Begin MATERIALS PROVIDED

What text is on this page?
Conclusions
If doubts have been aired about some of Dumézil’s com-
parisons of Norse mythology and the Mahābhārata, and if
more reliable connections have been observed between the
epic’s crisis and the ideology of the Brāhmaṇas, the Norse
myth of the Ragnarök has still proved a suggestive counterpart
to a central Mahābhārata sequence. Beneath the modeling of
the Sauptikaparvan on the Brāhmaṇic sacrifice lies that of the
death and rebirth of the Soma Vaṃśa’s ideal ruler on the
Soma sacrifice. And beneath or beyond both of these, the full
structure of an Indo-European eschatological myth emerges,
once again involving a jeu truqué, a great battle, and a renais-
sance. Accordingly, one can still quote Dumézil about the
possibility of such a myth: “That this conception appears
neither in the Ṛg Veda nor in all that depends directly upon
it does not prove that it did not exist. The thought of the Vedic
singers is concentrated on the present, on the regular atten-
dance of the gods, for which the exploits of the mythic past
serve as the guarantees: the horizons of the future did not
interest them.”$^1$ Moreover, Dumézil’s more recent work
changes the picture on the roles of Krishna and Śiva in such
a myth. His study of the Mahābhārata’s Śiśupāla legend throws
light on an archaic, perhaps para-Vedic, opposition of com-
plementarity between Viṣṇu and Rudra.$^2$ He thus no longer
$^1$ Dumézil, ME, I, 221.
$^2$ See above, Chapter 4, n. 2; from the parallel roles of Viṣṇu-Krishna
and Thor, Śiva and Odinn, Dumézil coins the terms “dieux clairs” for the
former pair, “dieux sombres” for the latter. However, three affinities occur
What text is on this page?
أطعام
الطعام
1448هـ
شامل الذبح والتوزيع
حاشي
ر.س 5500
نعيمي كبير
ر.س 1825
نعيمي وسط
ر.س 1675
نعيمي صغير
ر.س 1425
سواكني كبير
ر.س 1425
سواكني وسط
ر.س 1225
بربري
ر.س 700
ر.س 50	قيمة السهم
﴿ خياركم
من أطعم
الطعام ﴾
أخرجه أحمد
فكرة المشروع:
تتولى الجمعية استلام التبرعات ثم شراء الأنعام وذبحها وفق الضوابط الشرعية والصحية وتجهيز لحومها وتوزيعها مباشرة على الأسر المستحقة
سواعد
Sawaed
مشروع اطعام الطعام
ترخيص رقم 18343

End MATERIALS PROVIDED

TASK GOAL: Restate all of the entries above precisely.

REPLY:
What text is on this page?
Conclusions
If doubts have been aired about some of Dumézil’s com-
parisons of Norse mythology and the Mahābhārata, and if
more reliable connections have been observed between the
epic’s crisis and the ideology of the Brāhmaṇas, the Norse
myth of the Ragnarök has still proved a suggestive counterpart
to a central Mahābhārata sequence. Beneath the modeling of
the Sauptikaparvan on the Brāhmaṇic sacrifice lies that of the
death and rebirth of the Soma Vaṃśa’s ideal ruler on the
Soma sacrifice. And beneath or beyond both of these, the full
structure of an Indo-European eschatological myth emerges,
once again involving a jeu truqué, a great battle, and a renais-
sance. Accordingly, one can still quote Dumézil about the
possibility of such a myth: “That this conception appears
neither in the Ṛg Veda nor in all that depends directly upon
it does not prove that it did not exist. The thought of the Vedic
singers is concentrated on the present, on the regular atten-
dance of the gods, for which the exploits of the mythic past
serve as the guarantees: the horizons of the future did not
interest them.”$^1$ Moreover, Dumézil’s more recent work
changes the picture on the roles of Krishna and Śiva in such
a myth. His study of the Mahābhārata’s Śiśupāla legend throws
light on an archaic, perhaps para-Vedic, opposition of com-
plementarity between Viṣṇu and Rudra.$^2$ He thus no longer
$^1$ Dumézil, ME, I, 221.
$^2$ See above, Chapter 4, n. 2; from the parallel roles of Viṣṇu-Krishna
and Thor, Śiva and Odinn, Dumézil coins the terms “dieux clairs” for the
former pair, “dieux sombres” for the latter. However, three affinities occur
What text is on this page?
أطعام
الطعام
1448هـ
شامل الذبح والتوزيع
حاشي
ر.س 5500
نعيمي كبير
ر.س 1825
نعيمي وسط
ر.س 1675
نعيمي صغير
ر.س 1425
سواكني كبير
ر.س 1425
سواكني وسط
ر.س 1225
بربري
ر.س 700
ر.س 50	قيمة السهم
﴿ خياركم
من أطعم
الطعام ﴾
أخرجه أحمد
فكرة المشروع:
تتولى الجمعية استلام التبرعات ثم شراء الأنعام وذبحها وفق الضوابط الشرعية والصحية وتجهيز لحومها وتوزيعها مباشرة على الأسر المستحقة
سواعد
Sawaed
مشروع اطعام الطعام
ترخيص رقم 18343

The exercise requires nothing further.